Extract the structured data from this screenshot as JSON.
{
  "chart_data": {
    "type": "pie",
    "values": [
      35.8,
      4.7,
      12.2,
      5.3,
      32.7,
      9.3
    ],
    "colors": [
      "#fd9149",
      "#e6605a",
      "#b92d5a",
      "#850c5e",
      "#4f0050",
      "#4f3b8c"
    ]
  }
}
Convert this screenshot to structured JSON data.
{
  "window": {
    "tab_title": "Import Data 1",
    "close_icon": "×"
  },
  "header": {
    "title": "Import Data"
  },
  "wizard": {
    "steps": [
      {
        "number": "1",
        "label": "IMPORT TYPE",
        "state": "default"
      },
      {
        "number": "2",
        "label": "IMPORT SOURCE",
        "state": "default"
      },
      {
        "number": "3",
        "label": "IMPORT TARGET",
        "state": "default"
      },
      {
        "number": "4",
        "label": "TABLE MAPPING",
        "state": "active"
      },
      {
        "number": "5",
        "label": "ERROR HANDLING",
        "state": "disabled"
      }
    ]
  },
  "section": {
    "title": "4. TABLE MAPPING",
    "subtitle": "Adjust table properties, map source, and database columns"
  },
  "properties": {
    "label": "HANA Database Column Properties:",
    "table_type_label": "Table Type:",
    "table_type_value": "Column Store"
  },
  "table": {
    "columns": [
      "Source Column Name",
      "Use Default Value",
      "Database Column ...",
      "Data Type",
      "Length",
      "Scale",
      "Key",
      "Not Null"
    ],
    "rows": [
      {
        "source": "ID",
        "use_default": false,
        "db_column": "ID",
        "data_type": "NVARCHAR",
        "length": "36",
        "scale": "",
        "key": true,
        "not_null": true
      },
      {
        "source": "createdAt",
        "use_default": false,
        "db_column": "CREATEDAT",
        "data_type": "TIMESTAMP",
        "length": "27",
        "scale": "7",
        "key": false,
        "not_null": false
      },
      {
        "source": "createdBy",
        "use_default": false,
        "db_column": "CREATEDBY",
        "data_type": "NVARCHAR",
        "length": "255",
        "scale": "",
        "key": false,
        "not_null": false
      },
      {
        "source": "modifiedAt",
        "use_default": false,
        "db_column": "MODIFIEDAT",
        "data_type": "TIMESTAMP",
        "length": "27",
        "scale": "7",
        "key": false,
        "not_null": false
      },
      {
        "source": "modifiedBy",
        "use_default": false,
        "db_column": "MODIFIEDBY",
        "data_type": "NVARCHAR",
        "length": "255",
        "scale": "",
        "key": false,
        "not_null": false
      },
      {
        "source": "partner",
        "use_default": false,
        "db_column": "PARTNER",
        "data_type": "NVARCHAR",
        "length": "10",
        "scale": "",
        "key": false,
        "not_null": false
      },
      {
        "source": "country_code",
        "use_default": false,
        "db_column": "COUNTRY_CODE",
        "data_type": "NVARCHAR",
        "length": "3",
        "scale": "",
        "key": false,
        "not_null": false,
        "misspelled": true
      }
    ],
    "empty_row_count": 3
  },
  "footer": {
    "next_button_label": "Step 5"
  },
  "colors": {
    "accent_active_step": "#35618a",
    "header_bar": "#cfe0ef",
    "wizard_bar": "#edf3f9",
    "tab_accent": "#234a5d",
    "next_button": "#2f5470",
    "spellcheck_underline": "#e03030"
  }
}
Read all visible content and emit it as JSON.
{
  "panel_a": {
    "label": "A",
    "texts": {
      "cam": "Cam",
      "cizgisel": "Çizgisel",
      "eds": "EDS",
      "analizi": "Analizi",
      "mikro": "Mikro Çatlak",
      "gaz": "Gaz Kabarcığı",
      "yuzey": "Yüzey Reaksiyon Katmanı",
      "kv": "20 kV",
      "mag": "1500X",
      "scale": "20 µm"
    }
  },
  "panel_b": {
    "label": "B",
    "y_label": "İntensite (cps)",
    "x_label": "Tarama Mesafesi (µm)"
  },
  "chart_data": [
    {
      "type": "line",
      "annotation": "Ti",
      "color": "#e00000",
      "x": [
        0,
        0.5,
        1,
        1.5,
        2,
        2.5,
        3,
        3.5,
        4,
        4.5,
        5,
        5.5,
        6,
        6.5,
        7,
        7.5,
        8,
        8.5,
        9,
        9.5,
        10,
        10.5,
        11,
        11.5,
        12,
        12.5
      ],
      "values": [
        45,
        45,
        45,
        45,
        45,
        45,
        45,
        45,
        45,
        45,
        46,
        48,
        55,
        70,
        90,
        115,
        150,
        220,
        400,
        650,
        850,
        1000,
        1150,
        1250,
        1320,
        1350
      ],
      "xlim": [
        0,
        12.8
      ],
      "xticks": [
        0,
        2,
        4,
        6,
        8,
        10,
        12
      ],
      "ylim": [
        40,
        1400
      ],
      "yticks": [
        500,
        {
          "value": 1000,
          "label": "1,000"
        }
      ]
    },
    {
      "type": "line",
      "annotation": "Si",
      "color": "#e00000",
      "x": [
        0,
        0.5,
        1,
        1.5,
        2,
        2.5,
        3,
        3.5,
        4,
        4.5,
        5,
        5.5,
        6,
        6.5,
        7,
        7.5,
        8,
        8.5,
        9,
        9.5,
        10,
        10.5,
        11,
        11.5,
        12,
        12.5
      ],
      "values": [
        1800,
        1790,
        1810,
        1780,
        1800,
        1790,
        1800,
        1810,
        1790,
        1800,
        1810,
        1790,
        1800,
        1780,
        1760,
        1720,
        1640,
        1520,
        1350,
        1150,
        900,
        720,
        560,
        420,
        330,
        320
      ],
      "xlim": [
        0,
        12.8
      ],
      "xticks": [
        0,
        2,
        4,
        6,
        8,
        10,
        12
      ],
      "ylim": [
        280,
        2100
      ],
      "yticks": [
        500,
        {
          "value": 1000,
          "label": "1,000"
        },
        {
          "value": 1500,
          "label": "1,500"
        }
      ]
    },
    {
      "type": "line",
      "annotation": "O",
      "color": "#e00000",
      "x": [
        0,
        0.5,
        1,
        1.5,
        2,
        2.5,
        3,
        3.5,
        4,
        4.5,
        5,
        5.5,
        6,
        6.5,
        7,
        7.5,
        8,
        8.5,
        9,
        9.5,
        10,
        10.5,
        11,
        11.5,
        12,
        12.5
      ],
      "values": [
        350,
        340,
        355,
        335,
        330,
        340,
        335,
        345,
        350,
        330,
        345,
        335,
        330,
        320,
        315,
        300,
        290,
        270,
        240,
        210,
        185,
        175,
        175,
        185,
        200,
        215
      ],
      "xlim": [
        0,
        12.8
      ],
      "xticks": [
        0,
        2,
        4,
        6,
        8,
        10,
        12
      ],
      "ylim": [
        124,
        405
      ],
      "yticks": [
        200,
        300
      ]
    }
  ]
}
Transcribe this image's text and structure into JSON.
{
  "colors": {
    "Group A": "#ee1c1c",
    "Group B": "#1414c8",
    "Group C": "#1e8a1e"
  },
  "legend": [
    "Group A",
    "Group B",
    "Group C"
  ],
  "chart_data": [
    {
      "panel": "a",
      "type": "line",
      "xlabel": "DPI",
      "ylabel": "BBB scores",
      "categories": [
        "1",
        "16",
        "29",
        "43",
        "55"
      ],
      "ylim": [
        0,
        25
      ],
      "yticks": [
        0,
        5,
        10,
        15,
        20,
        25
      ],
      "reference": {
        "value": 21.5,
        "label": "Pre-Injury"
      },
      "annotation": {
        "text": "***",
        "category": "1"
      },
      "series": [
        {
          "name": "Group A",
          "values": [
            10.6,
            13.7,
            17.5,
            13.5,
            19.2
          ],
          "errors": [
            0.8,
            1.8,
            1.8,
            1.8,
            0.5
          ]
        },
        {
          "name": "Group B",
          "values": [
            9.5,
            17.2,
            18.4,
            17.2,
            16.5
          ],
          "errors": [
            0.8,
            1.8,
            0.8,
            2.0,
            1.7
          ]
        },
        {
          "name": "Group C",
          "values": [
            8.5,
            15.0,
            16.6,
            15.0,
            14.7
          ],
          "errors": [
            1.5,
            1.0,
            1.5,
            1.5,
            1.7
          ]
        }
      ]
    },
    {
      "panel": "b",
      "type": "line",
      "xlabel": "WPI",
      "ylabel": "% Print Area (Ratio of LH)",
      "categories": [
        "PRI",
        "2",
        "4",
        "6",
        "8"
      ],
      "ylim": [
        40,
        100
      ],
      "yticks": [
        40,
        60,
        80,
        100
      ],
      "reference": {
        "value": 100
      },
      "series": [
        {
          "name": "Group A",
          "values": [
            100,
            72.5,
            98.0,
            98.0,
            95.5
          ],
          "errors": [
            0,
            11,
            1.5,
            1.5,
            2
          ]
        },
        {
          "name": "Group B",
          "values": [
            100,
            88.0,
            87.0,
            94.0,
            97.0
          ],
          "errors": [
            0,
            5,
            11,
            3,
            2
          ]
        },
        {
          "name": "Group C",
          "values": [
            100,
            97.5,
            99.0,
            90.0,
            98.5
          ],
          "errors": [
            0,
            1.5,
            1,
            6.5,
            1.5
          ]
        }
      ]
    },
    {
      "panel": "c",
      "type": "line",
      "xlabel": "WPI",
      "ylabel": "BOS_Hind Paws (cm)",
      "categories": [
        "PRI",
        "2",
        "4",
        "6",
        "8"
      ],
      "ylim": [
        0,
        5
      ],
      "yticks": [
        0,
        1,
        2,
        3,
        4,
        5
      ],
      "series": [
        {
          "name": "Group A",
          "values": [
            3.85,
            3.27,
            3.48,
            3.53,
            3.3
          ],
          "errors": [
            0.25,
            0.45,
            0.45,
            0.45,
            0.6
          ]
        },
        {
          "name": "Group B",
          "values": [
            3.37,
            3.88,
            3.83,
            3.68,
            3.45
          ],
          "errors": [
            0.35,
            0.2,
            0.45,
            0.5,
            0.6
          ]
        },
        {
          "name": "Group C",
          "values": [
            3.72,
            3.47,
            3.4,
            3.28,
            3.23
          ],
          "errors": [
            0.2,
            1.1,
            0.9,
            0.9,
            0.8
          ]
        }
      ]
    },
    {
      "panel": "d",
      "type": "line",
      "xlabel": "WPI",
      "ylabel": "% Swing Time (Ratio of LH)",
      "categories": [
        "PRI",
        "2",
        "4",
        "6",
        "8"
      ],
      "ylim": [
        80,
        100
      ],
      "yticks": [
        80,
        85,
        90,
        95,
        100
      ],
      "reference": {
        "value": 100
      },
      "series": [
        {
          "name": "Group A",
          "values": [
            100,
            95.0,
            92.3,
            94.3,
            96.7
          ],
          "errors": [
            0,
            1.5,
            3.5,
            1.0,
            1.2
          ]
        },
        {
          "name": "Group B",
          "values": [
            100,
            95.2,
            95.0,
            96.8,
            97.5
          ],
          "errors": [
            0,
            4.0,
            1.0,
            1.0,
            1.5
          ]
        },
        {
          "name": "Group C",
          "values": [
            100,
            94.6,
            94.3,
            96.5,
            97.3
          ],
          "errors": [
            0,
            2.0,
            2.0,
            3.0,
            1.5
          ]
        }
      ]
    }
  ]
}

---

= BRIEF =
Scan the records above for the string "screenshot", then report every line that contains it.

= SOLVED PROBLEM =
Extract the structured data from this screenshot as JSON.
Convert this screenshot to structured JSON data.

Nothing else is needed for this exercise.